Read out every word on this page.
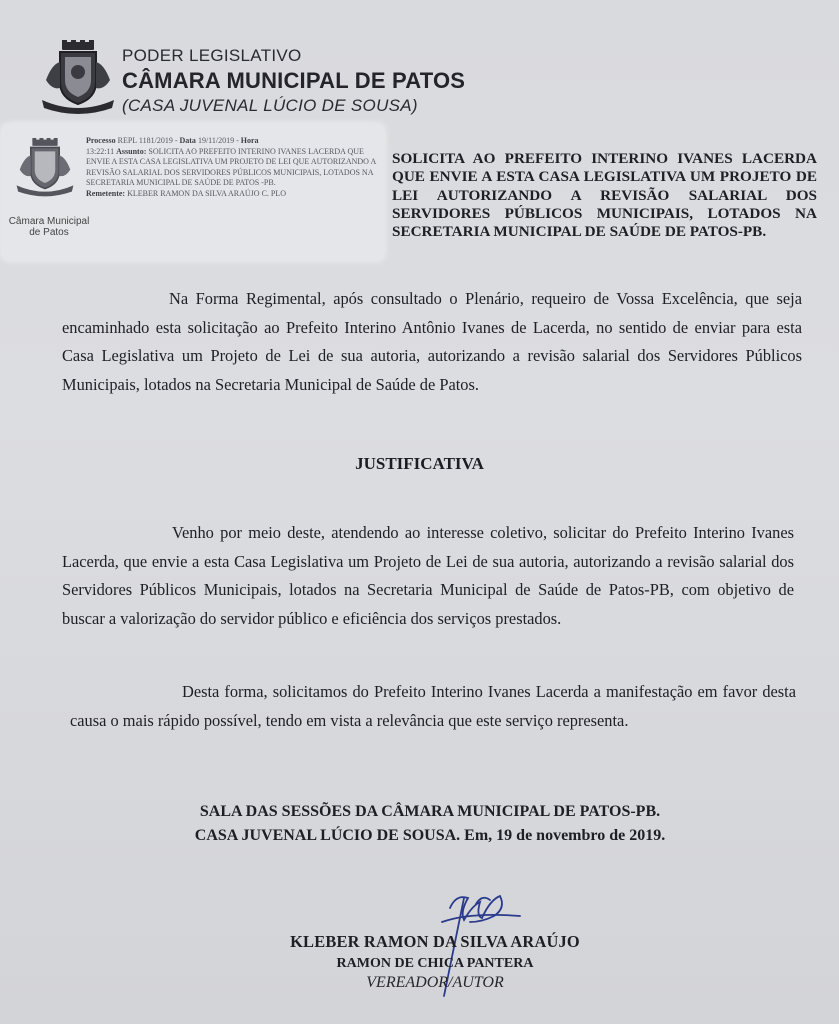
PODER LEGISLATIVO
CÂMARA MUNICIPAL DE PATOS
(CASA JUVENAL LÚCIO DE SOUSA)
Câmara Municipal de Patos
Processo REPL 1181/2019 - Data 19/11/2019 - Hora
13:22:11 Assunto: SOLICITA AO PREFEITO INTERINO IVANES LACERDA QUE ENVIE A ESTA CASA LEGISLATIVA UM PROJETO DE LEI QUE AUTORIZANDO A REVISÃO SALARIAL DOS SERVIDORES PÚBLICOS MUNICIPAIS, LOTADOS NA SECRETARIA MUNICIPAL DE SAÚDE DE PATOS -PB.
Remetente: KLEBER RAMON DA SILVA ARAÚJO C. PLO
SOLICITA AO PREFEITO INTERINO IVANES LACERDA QUE ENVIE A ESTA CASA LEGISLATIVA UM PROJETO DE LEI AUTORIZANDO A REVISÃO SALARIAL DOS SERVIDORES PÚBLICOS MUNICIPAIS, LOTADOS NA SECRETARIA MUNICIPAL DE SAÚDE DE PATOS-PB.
Na Forma Regimental, após consultado o Plenário, requeiro de Vossa Excelência, que seja encaminhado esta solicitação ao Prefeito Interino Antônio Ivanes de Lacerda, no sentido de enviar para esta Casa Legislativa um Projeto de Lei de sua autoria, autorizando a revisão salarial dos Servidores Públicos Municipais, lotados na Secretaria Municipal de Saúde de Patos.
JUSTIFICATIVA
Venho por meio deste, atendendo ao interesse coletivo, solicitar do Prefeito Interino Ivanes Lacerda, que envie a esta Casa Legislativa um Projeto de Lei de sua autoria, autorizando a revisão salarial dos Servidores Públicos Municipais, lotados na Secretaria Municipal de Saúde de Patos-PB, com objetivo de buscar a valorização do servidor público e eficiência dos serviços prestados.
Desta forma, solicitamos do Prefeito Interino Ivanes Lacerda a manifestação em favor desta causa o mais rápido possível, tendo em vista a relevância que este serviço representa.
SALA DAS SESSÕES DA CÂMARA MUNICIPAL DE PATOS-PB.
CASA JUVENAL LÚCIO DE SOUSA. Em, 19 de novembro de 2019.
KLEBER RAMON DA SILVA ARAÚJO
RAMON DE CHICA PANTERA
VEREADOR/AUTOR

===

> **Problem description**
Leaving aside the images, write out the entries above word for word.

> **Problem solution**
Read out every word on this page.
PODER LEGISLATIVO
CÂMARA MUNICIPAL DE PATOS
(CASA JUVENAL LÚCIO DE SOUSA)
Câmara Municipal de Patos
Processo REPL 1181/2019 - Data 19/11/2019 - Hora
13:22:11 Assunto: SOLICITA AO PREFEITO INTERINO IVANES LACERDA QUE ENVIE A ESTA CASA LEGISLATIVA UM PROJETO DE LEI QUE AUTORIZANDO A REVISÃO SALARIAL DOS SERVIDORES PÚBLICOS MUNICIPAIS, LOTADOS NA SECRETARIA MUNICIPAL DE SAÚDE DE PATOS -PB.
Remetente: KLEBER RAMON DA SILVA ARAÚJO C. PLO
SOLICITA AO PREFEITO INTERINO IVANES LACERDA QUE ENVIE A ESTA CASA LEGISLATIVA UM PROJETO DE LEI AUTORIZANDO A REVISÃO SALARIAL DOS SERVIDORES PÚBLICOS MUNICIPAIS, LOTADOS NA SECRETARIA MUNICIPAL DE SAÚDE DE PATOS-PB.
Na Forma Regimental, após consultado o Plenário, requeiro de Vossa Excelência, que seja encaminhado esta solicitação ao Prefeito Interino Antônio Ivanes de Lacerda, no sentido de enviar para esta Casa Legislativa um Projeto de Lei de sua autoria, autorizando a revisão salarial dos Servidores Públicos Municipais, lotados na Secretaria Municipal de Saúde de Patos.
JUSTIFICATIVA
Venho por meio deste, atendendo ao interesse coletivo, solicitar do Prefeito Interino Ivanes Lacerda, que envie a esta Casa Legislativa um Projeto de Lei de sua autoria, autorizando a revisão salarial dos Servidores Públicos Municipais, lotados na Secretaria Municipal de Saúde de Patos-PB, com objetivo de buscar a valorização do servidor público e eficiência dos serviços prestados.
Desta forma, solicitamos do Prefeito Interino Ivanes Lacerda a manifestação em favor desta causa o mais rápido possível, tendo em vista a relevância que este serviço representa.
SALA DAS SESSÕES DA CÂMARA MUNICIPAL DE PATOS-PB.
CASA JUVENAL LÚCIO DE SOUSA. Em, 19 de novembro de 2019.
KLEBER RAMON DA SILVA ARAÚJO
RAMON DE CHICA PANTERA
VEREADOR/AUTOR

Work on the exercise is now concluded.